> _Task instructions_
Copy every line in the listing that contains "Flavobacterium".

### Study material

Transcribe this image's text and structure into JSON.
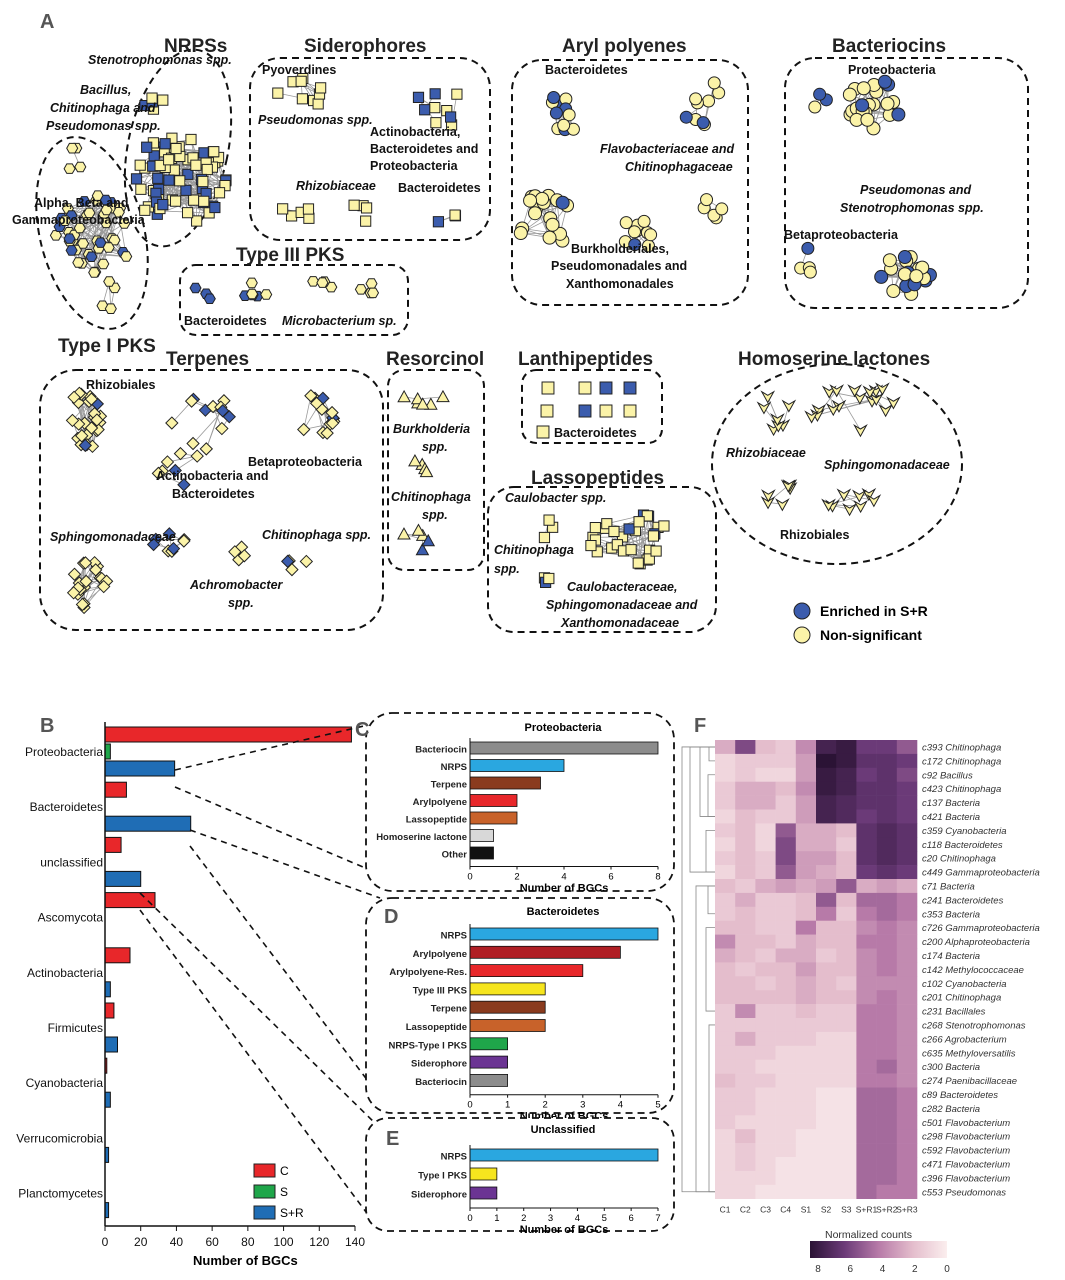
{
  "panelA": {
    "letter": "A",
    "categories": [
      {
        "title": "NRPSs",
        "labels": [
          {
            "text": "Stenotrophomonas spp.",
            "italic": true
          },
          {
            "text": "Bacillus,",
            "italic": true
          },
          {
            "text": "Chitinophaga and",
            "italic": true
          },
          {
            "text": "Pseudomonas spp.",
            "italic": true
          }
        ]
      },
      {
        "title": "Type I PKS",
        "labels": [
          {
            "text": "Alpha, Beta and",
            "italic": false
          },
          {
            "text": "Gammaproteobacteria",
            "italic": false
          }
        ]
      },
      {
        "title": "Siderophores",
        "labels": [
          {
            "text": "Pyoverdines",
            "italic": false
          },
          {
            "text": "Pseudomonas spp.",
            "italic": true
          },
          {
            "text": "Actinobacteria,",
            "italic": false
          },
          {
            "text": "Bacteroidetes and",
            "italic": false
          },
          {
            "text": "Proteobacteria",
            "italic": false
          },
          {
            "text": "Bacteroidetes",
            "italic": false
          },
          {
            "text": "Rhizobiaceae",
            "italic": true
          }
        ]
      },
      {
        "title": "Aryl polyenes",
        "labels": [
          {
            "text": "Bacteroidetes",
            "italic": false
          },
          {
            "text": "Flavobacteriaceae and",
            "italic": true
          },
          {
            "text": "Chitinophagaceae",
            "italic": true
          },
          {
            "text": "Burkholderiales,",
            "italic": false
          },
          {
            "text": "Pseudomonadales and",
            "italic": false
          },
          {
            "text": "Xanthomonadales",
            "italic": false
          }
        ]
      },
      {
        "title": "Bacteriocins",
        "labels": [
          {
            "text": "Proteobacteria",
            "italic": false
          },
          {
            "text": "Pseudomonas and",
            "italic": true
          },
          {
            "text": "Stenotrophomonas spp.",
            "italic": true
          },
          {
            "text": "Betaproteobacteria",
            "italic": false
          }
        ]
      },
      {
        "title": "Type III PKS",
        "labels": [
          {
            "text": "Bacteroidetes",
            "italic": false
          },
          {
            "text": "Microbacterium sp.",
            "italic": true
          }
        ]
      },
      {
        "title": "Terpenes",
        "labels": [
          {
            "text": "Rhizobiales",
            "italic": false
          },
          {
            "text": "Betaproteobacteria",
            "italic": false
          },
          {
            "text": "Actinobacteria and",
            "italic": false
          },
          {
            "text": "Bacteroidetes",
            "italic": false
          },
          {
            "text": "Sphingomonadaceae",
            "italic": true
          },
          {
            "text": "Chitinophaga spp.",
            "italic": true
          },
          {
            "text": "Achromobacter",
            "italic": true
          },
          {
            "text": "spp.",
            "italic": true
          }
        ]
      },
      {
        "title": "Resorcinol",
        "labels": [
          {
            "text": "Burkholderia",
            "italic": true
          },
          {
            "text": "spp.",
            "italic": true
          },
          {
            "text": "Chitinophaga",
            "italic": true
          },
          {
            "text": "spp.",
            "italic": true
          }
        ]
      },
      {
        "title": "Lanthipeptides",
        "labels": [
          {
            "text": "Bacteroidetes",
            "italic": false
          }
        ]
      },
      {
        "title": "Lassopeptides",
        "labels": [
          {
            "text": "Caulobacter spp.",
            "italic": true
          },
          {
            "text": "Chitinophaga",
            "italic": true
          },
          {
            "text": "spp.",
            "italic": true
          },
          {
            "text": "Caulobacteraceae,",
            "italic": true
          },
          {
            "text": "Sphingomonadaceae and",
            "italic": true
          },
          {
            "text": "Xanthomonadaceae",
            "italic": true
          }
        ]
      },
      {
        "title": "Homoserine lactones",
        "labels": [
          {
            "text": "Rhizobiaceae",
            "italic": true
          },
          {
            "text": "Sphingomonadaceae",
            "italic": true
          },
          {
            "text": "Rhizobiales",
            "italic": false
          }
        ]
      }
    ],
    "legend": [
      {
        "label": "Enriched in S+R",
        "color": "#3b5cad"
      },
      {
        "label": "Non-significant",
        "color": "#fbf3a8"
      }
    ]
  },
  "chart_data": [
    {
      "id": "B",
      "type": "bar",
      "orientation": "horizontal",
      "categories": [
        "Proteobacteria",
        "Bacteroidetes",
        "unclassified",
        "Ascomycota",
        "Actinobacteria",
        "Firmicutes",
        "Cyanobacteria",
        "Verrucomicrobia",
        "Planctomycetes"
      ],
      "series": [
        {
          "name": "C",
          "color": "#e8272a",
          "values": [
            138,
            12,
            9,
            28,
            14,
            5,
            1,
            0,
            0
          ]
        },
        {
          "name": "S",
          "color": "#1fa64a",
          "values": [
            3,
            0,
            0,
            0,
            0,
            0,
            0,
            0,
            0
          ]
        },
        {
          "name": "S+R",
          "color": "#1f6db5",
          "values": [
            39,
            48,
            20,
            0,
            3,
            7,
            3,
            2,
            2
          ]
        }
      ],
      "xlabel": "Number of BGCs",
      "xlim": [
        0,
        140
      ],
      "xticks": [
        0,
        20,
        40,
        60,
        80,
        100,
        120,
        140
      ]
    },
    {
      "id": "C",
      "type": "bar",
      "orientation": "horizontal",
      "title": "Proteobacteria",
      "categories": [
        "Bacteriocin",
        "NRPS",
        "Terpene",
        "Arylpolyene",
        "Lassopeptide",
        "Homoserine lactone",
        "Other"
      ],
      "values": [
        8,
        4,
        3,
        2,
        2,
        1,
        1
      ],
      "colors": [
        "#8c8c8c",
        "#2aa7e0",
        "#8a3b1e",
        "#e8272a",
        "#c8622a",
        "#d8d8d8",
        "#111111"
      ],
      "xlabel": "Number of BGCs",
      "xlim": [
        0,
        8
      ],
      "xticks": [
        0,
        2,
        4,
        6,
        8
      ]
    },
    {
      "id": "D",
      "type": "bar",
      "orientation": "horizontal",
      "title": "Bacteroidetes",
      "categories": [
        "NRPS",
        "Arylpolyene",
        "Arylpolyene-Res.",
        "Type III PKS",
        "Terpene",
        "Lassopeptide",
        "NRPS-Type I PKS",
        "Siderophore",
        "Bacteriocin"
      ],
      "values": [
        5,
        4,
        3,
        2,
        2,
        2,
        1,
        1,
        1
      ],
      "colors": [
        "#2aa7e0",
        "#b01e24",
        "#e8272a",
        "#f6e51e",
        "#8a3b1e",
        "#c8622a",
        "#1fa64a",
        "#6b3493",
        "#8c8c8c"
      ],
      "xlabel": "Number of BGCs",
      "xlim": [
        0,
        5
      ],
      "xticks": [
        0,
        1,
        2,
        3,
        4,
        5
      ]
    },
    {
      "id": "E",
      "type": "bar",
      "orientation": "horizontal",
      "title": "Unclassified",
      "categories": [
        "NRPS",
        "Type I PKS",
        "Siderophore"
      ],
      "values": [
        7,
        1,
        1
      ],
      "colors": [
        "#2aa7e0",
        "#f6e51e",
        "#6b3493"
      ],
      "xlabel": "Number of BGCs",
      "xlim": [
        0,
        7
      ],
      "xticks": [
        0,
        1,
        2,
        3,
        4,
        5,
        6,
        7
      ]
    },
    {
      "id": "F",
      "type": "heatmap",
      "columns": [
        "C1",
        "C2",
        "C3",
        "C4",
        "S1",
        "S2",
        "S3",
        "S+R1",
        "S+R2",
        "S+R3"
      ],
      "rows": [
        "c393 Chitinophaga",
        "c172 Chitinophaga",
        "c92 Bacillus",
        "c423 Chitinophaga",
        "c137 Bacteria",
        "c421 Bacteria",
        "c359 Cyanobacteria",
        "c118 Bacteroidetes",
        "c20 Chitinophaga",
        "c449 Gammaproteobacteria",
        "c71 Bacteria",
        "c241 Bacteroidetes",
        "c353 Bacteria",
        "c726 Gammaproteobacteria",
        "c200 Alphaproteobacteria",
        "c174 Bacteria",
        "c142 Methylococcaceae",
        "c102 Cyanobacteria",
        "c201 Chitinophaga",
        "c231 Bacillales",
        "c268 Stenotrophomonas",
        "c266 Agrobacterium",
        "c635 Methyloversatilis",
        "c300 Bacteria",
        "c274 Paenibacillaceae",
        "c89 Bacteroidetes",
        "c282 Bacteria",
        "c501 Flavobacterium",
        "c298 Flavobacterium",
        "c592 Flavobacterium",
        "c471 Flavobacterium",
        "c396 Flavobacterium",
        "c553 Pseudomonas"
      ],
      "values": [
        [
          2.5,
          5.5,
          2.0,
          1.5,
          3.5,
          7.5,
          8.0,
          6.0,
          6.0,
          5.0
        ],
        [
          1.0,
          1.5,
          1.5,
          1.5,
          3.0,
          8.5,
          8.0,
          6.5,
          6.5,
          6.0
        ],
        [
          1.0,
          1.5,
          1.0,
          1.0,
          3.0,
          8.0,
          7.5,
          6.0,
          6.5,
          5.5
        ],
        [
          1.5,
          2.5,
          2.5,
          2.0,
          3.5,
          8.0,
          7.5,
          6.5,
          6.5,
          6.0
        ],
        [
          1.5,
          2.5,
          2.5,
          1.5,
          3.0,
          7.5,
          7.0,
          6.5,
          6.5,
          6.0
        ],
        [
          1.0,
          2.0,
          1.5,
          1.5,
          3.0,
          7.5,
          7.0,
          6.0,
          6.5,
          6.0
        ],
        [
          1.5,
          2.0,
          1.0,
          5.0,
          2.5,
          2.5,
          2.0,
          6.5,
          7.0,
          6.5
        ],
        [
          1.0,
          2.0,
          1.0,
          5.5,
          2.5,
          2.5,
          1.5,
          6.5,
          7.0,
          6.5
        ],
        [
          1.5,
          2.0,
          1.5,
          5.5,
          3.0,
          3.0,
          2.0,
          6.5,
          7.0,
          6.5
        ],
        [
          1.0,
          2.0,
          1.5,
          5.0,
          3.0,
          2.5,
          2.0,
          6.0,
          6.5,
          6.0
        ],
        [
          2.0,
          1.5,
          2.5,
          3.0,
          2.5,
          3.0,
          5.0,
          2.5,
          3.0,
          2.5
        ],
        [
          1.5,
          2.5,
          1.5,
          1.5,
          2.0,
          5.0,
          2.0,
          4.5,
          4.5,
          4.0
        ],
        [
          1.5,
          2.0,
          1.5,
          1.5,
          2.0,
          4.0,
          1.5,
          4.0,
          4.5,
          4.0
        ],
        [
          2.0,
          2.0,
          1.5,
          1.5,
          4.0,
          2.0,
          2.0,
          3.5,
          4.0,
          3.5
        ],
        [
          3.5,
          2.0,
          2.0,
          1.5,
          2.5,
          2.0,
          2.0,
          4.0,
          4.0,
          3.5
        ],
        [
          2.5,
          2.0,
          1.5,
          2.5,
          2.5,
          1.5,
          2.0,
          3.5,
          4.0,
          3.5
        ],
        [
          2.0,
          1.5,
          2.0,
          2.0,
          3.0,
          2.0,
          2.0,
          3.5,
          4.0,
          3.5
        ],
        [
          2.0,
          2.0,
          1.5,
          2.0,
          2.5,
          2.0,
          1.5,
          3.5,
          3.5,
          3.5
        ],
        [
          2.0,
          2.0,
          2.0,
          2.0,
          2.5,
          2.0,
          2.0,
          3.5,
          4.0,
          3.5
        ],
        [
          1.5,
          3.5,
          1.5,
          1.5,
          2.0,
          1.5,
          1.5,
          4.0,
          4.0,
          3.5
        ],
        [
          1.5,
          1.5,
          1.5,
          1.5,
          1.5,
          1.5,
          1.5,
          4.0,
          4.0,
          3.5
        ],
        [
          1.5,
          2.5,
          1.5,
          1.5,
          1.5,
          1.0,
          1.0,
          4.0,
          4.0,
          3.5
        ],
        [
          1.5,
          1.5,
          1.5,
          1.0,
          1.0,
          1.0,
          1.0,
          4.0,
          4.0,
          3.5
        ],
        [
          1.5,
          1.5,
          1.0,
          1.0,
          1.0,
          1.0,
          1.0,
          4.0,
          4.5,
          3.5
        ],
        [
          2.0,
          1.5,
          1.5,
          1.0,
          1.0,
          1.0,
          1.0,
          4.0,
          4.0,
          3.5
        ],
        [
          1.5,
          1.5,
          1.0,
          1.0,
          1.0,
          0.5,
          0.5,
          4.5,
          4.5,
          4.0
        ],
        [
          1.5,
          1.5,
          1.0,
          1.0,
          1.0,
          0.5,
          0.5,
          4.5,
          4.5,
          4.0
        ],
        [
          1.5,
          1.0,
          1.0,
          1.0,
          1.0,
          0.5,
          0.5,
          4.5,
          4.5,
          4.0
        ],
        [
          1.0,
          2.0,
          1.0,
          1.0,
          0.5,
          0.5,
          0.5,
          4.5,
          4.5,
          4.0
        ],
        [
          1.0,
          1.5,
          1.0,
          1.0,
          0.5,
          0.5,
          0.5,
          4.5,
          4.5,
          4.0
        ],
        [
          1.0,
          1.5,
          1.0,
          0.5,
          0.5,
          0.5,
          0.5,
          4.5,
          4.5,
          4.0
        ],
        [
          1.0,
          1.0,
          1.0,
          0.5,
          0.5,
          0.5,
          0.5,
          4.5,
          4.5,
          4.0
        ],
        [
          1.0,
          1.0,
          0.5,
          0.5,
          0.5,
          0.5,
          0.5,
          4.5,
          4.0,
          4.0
        ]
      ],
      "colorbar": {
        "label": "Normalized counts",
        "ticks": [
          8,
          6,
          4,
          2,
          0
        ],
        "range": [
          0,
          8.5
        ]
      }
    }
  ],
  "panelLetters": {
    "B": "B",
    "C": "C",
    "D": "D",
    "E": "E",
    "F": "F"
  }
}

######

> _Exercise result_
        "c501 Flavobacterium",
        "c298 Flavobacterium",
        "c592 Flavobacterium",
        "c471 Flavobacterium",
        "c396 Flavobacterium",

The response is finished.